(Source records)
---
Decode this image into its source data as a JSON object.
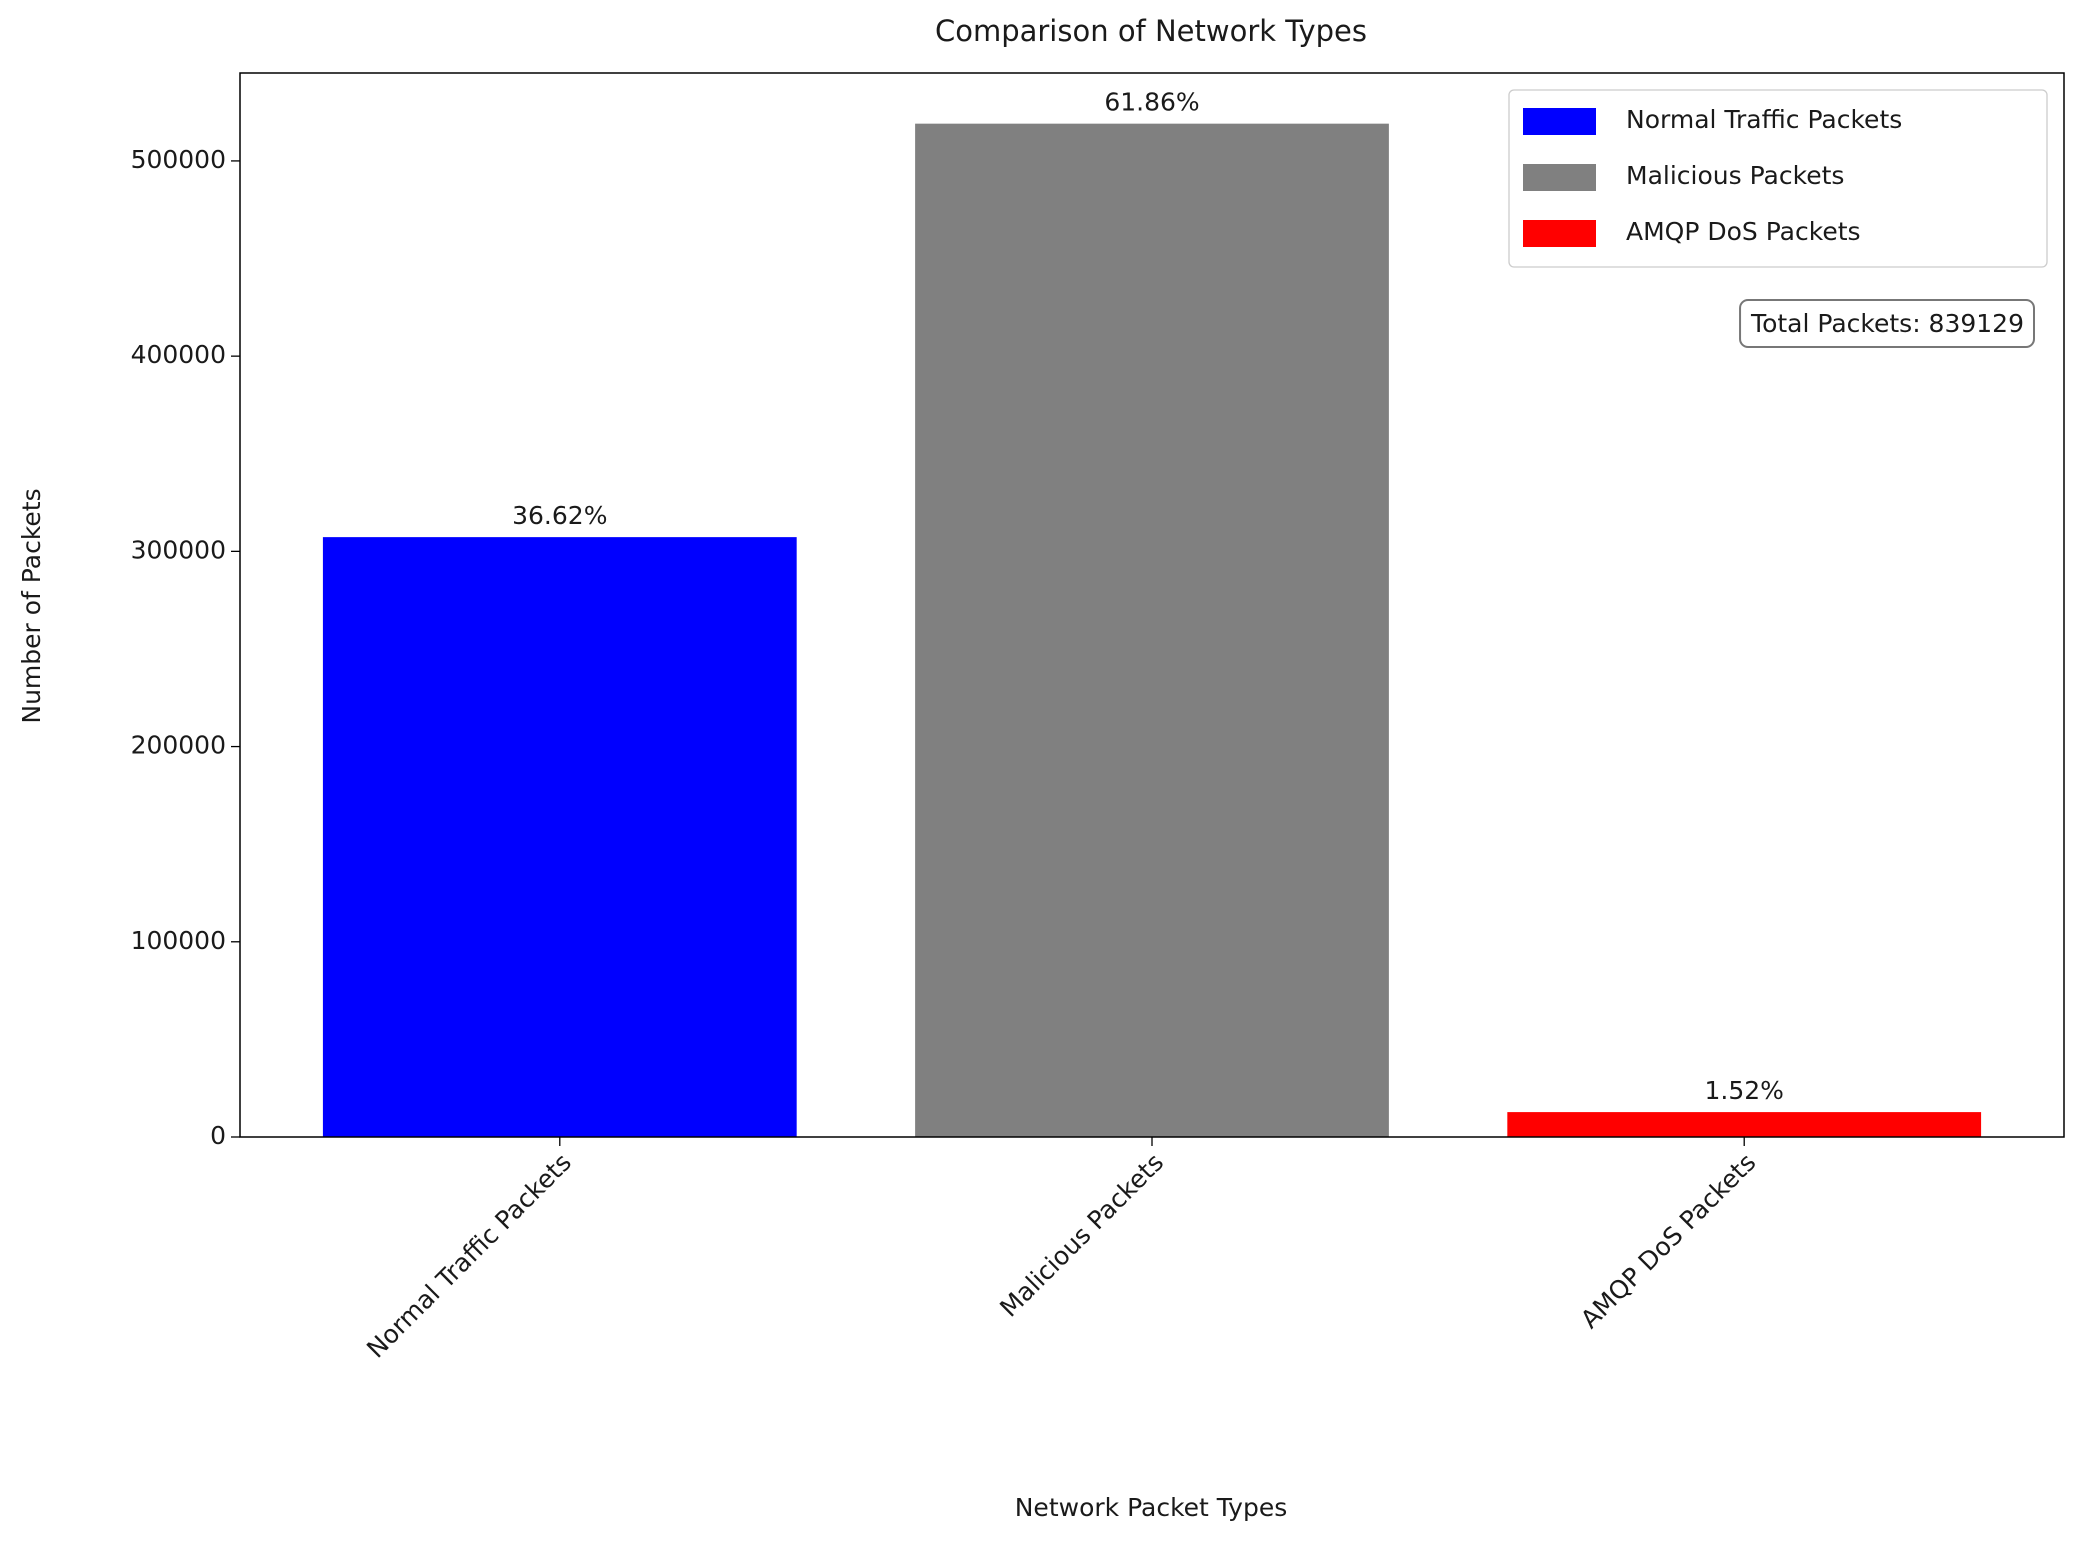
{
  "chart_data": {
    "type": "bar",
    "title": "Comparison of Network Types",
    "x_label": "Network Packet Types",
    "y_label": "Number of Packets",
    "categories": [
      "Normal Traffic Packets",
      "Malicious Packets",
      "AMQP DoS Packets"
    ],
    "values": [
      307289,
      519085,
      12755
    ],
    "value_labels": [
      "36.62%",
      "61.86%",
      "1.52%"
    ],
    "colors": [
      "#0000ff",
      "#808080",
      "#ff0000"
    ],
    "ylim": [
      0,
      545039
    ],
    "yticks": [
      0,
      100000,
      200000,
      300000,
      400000,
      500000
    ],
    "grid": false,
    "legend": "upper right",
    "annotation": "Total Packets: 839129"
  }
}
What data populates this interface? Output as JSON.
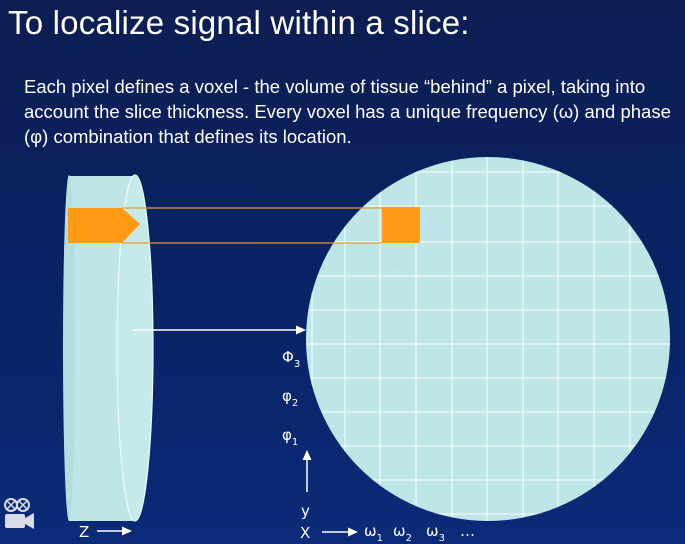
{
  "slide": {
    "title": "To localize signal within a slice:",
    "body": "Each pixel defines a voxel - the volume of tissue “behind” a pixel, taking into account the slice thickness.  Every voxel has a unique frequency (ω) and phase (φ) combination that defines its location."
  },
  "diagram": {
    "colors": {
      "tissue": "#bfe6e6",
      "voxel": "#ff9a14",
      "grid": "#ffffff",
      "background": "#0a2366"
    },
    "labels": {
      "phi7": "Φ",
      "phi7_sub": "7",
      "omega2_top": "ω",
      "omega2_top_sub": "2",
      "phi3": "Φ",
      "phi3_sub": "3",
      "phi2": "φ",
      "phi2_sub": "2",
      "phi1": "φ",
      "phi1_sub": "1",
      "y_axis": "y",
      "z_axis": "Z",
      "x_axis": "X",
      "w1": "ω",
      "w1_sub": "1",
      "w2": "ω",
      "w2_sub": "2",
      "w3": "ω",
      "w3_sub": "3",
      "ellipsis": "…"
    },
    "icons": [
      "projector-icon"
    ]
  }
}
---
§ **TASK DIRECTIONS**
Only lines holding the string "Packets" are wanted; gather each one from the entries above.

§ **EXERCISE ANSWER**
    "y_label": "Number of Packets",
      "Normal Traffic Packets",
      "Malicious Packets",
      "AMQP DoS Packets"
    "annotation": "Total Packets: 839129"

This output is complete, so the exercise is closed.